▸ **Task**:
Omit all images, then return the remaining material exactly as it stands.

▸ **Records for the exercise**:

....

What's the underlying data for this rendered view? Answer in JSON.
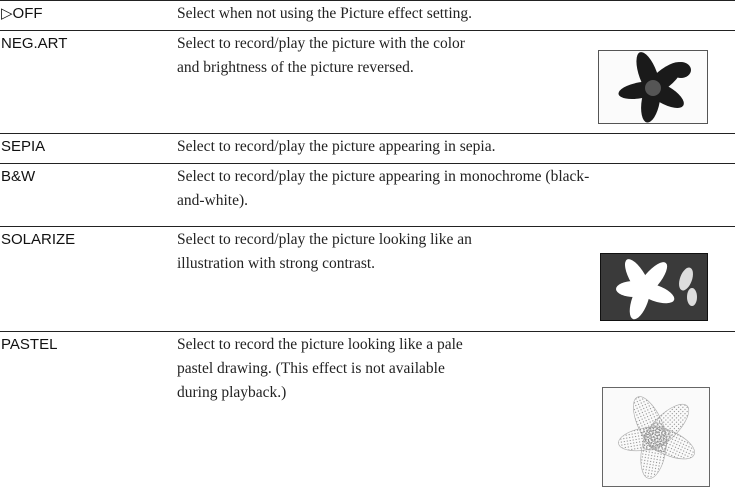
{
  "table": {
    "rows": [
      {
        "label": "▷OFF",
        "lines": [
          "Select when not using the Picture effect setting."
        ]
      },
      {
        "label": "NEG.ART",
        "lines": [
          "Select to record/play the picture with the color",
          "and brightness of the picture reversed."
        ]
      },
      {
        "label": "SEPIA",
        "lines": [
          "Select to record/play the picture appearing in sepia."
        ]
      },
      {
        "label": "B&W",
        "lines": [
          "Select to record/play the picture appearing in monochrome (black-",
          "and-white)."
        ]
      },
      {
        "label": "SOLARIZE",
        "lines": [
          "Select to record/play the picture looking like an",
          "illustration with strong contrast."
        ]
      },
      {
        "label": "PASTEL",
        "lines": [
          "Select to record the picture looking like a pale",
          "pastel drawing. (This effect is not available",
          "during playback.)"
        ]
      }
    ]
  }
}
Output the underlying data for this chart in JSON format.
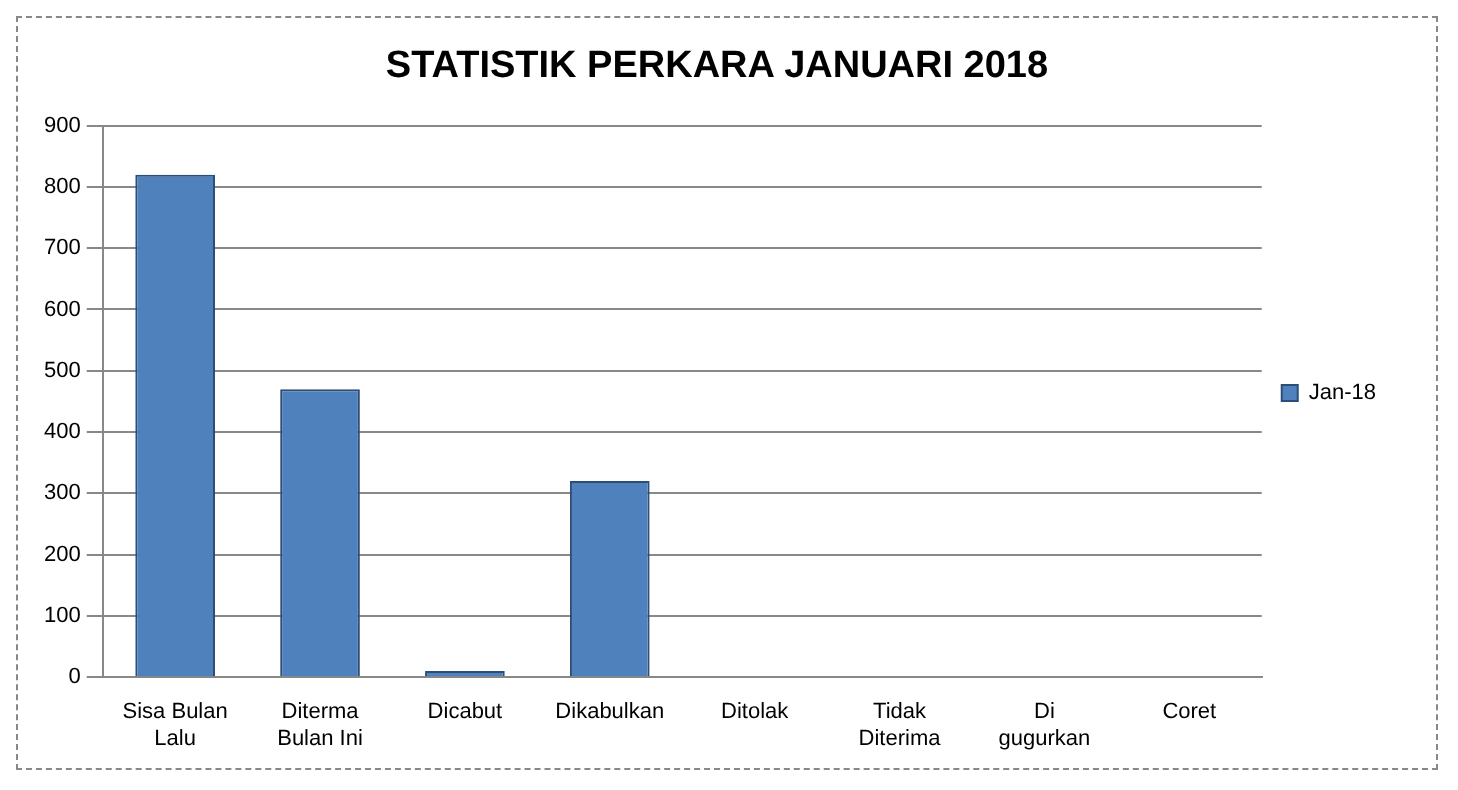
{
  "chart_data": {
    "type": "bar",
    "title": "STATISTIK PERKARA JANUARI 2018",
    "categories": [
      "Sisa Bulan Lalu",
      "Diterma Bulan Ini",
      "Dicabut",
      "Dikabulkan",
      "Ditolak",
      "Tidak Diterima",
      "Di gugurkan",
      "Coret"
    ],
    "series": [
      {
        "name": "Jan-18",
        "color": "#4f81bd",
        "values": [
          820,
          470,
          10,
          320,
          0,
          0,
          0,
          0
        ]
      }
    ],
    "ylim": [
      0,
      900
    ],
    "yticks": [
      0,
      100,
      200,
      300,
      400,
      500,
      600,
      700,
      800,
      900
    ],
    "grid": "y",
    "legend": "right"
  }
}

....

▸ **Task solution**:
What's the underlying data for this rendered view? Answer in JSON.
{
  "table": {
    "rows": [
      {
        "label": "▷OFF",
        "lines": [
          "Select when not using the Picture effect setting."
        ]
      },
      {
        "label": "NEG.ART",
        "lines": [
          "Select to record/play the picture with the color",
          "and brightness of the picture reversed."
        ]
      },
      {
        "label": "SEPIA",
        "lines": [
          "Select to record/play the picture appearing in sepia."
        ]
      },
      {
        "label": "B&W",
        "lines": [
          "Select to record/play the picture appearing in monochrome (black-",
          "and-white)."
        ]
      },
      {
        "label": "SOLARIZE",
        "lines": [
          "Select to record/play the picture looking like an",
          "illustration with strong contrast."
        ]
      },
      {
        "label": "PASTEL",
        "lines": [
          "Select to record the picture looking like a pale",
          "pastel drawing. (This effect is not available",
          "during playback.)"
        ]
      }
    ]
  }
}
Output the underlying data for this chart in JSON format.
{
  "chart_data": {
    "type": "bar",
    "title": "STATISTIK PERKARA JANUARI 2018",
    "categories": [
      "Sisa Bulan Lalu",
      "Diterma Bulan Ini",
      "Dicabut",
      "Dikabulkan",
      "Ditolak",
      "Tidak Diterima",
      "Di gugurkan",
      "Coret"
    ],
    "series": [
      {
        "name": "Jan-18",
        "color": "#4f81bd",
        "values": [
          820,
          470,
          10,
          320,
          0,
          0,
          0,
          0
        ]
      }
    ],
    "ylim": [
      0,
      900
    ],
    "yticks": [
      0,
      100,
      200,
      300,
      400,
      500,
      600,
      700,
      800,
      900
    ],
    "grid": "y",
    "legend": "right"
  }
}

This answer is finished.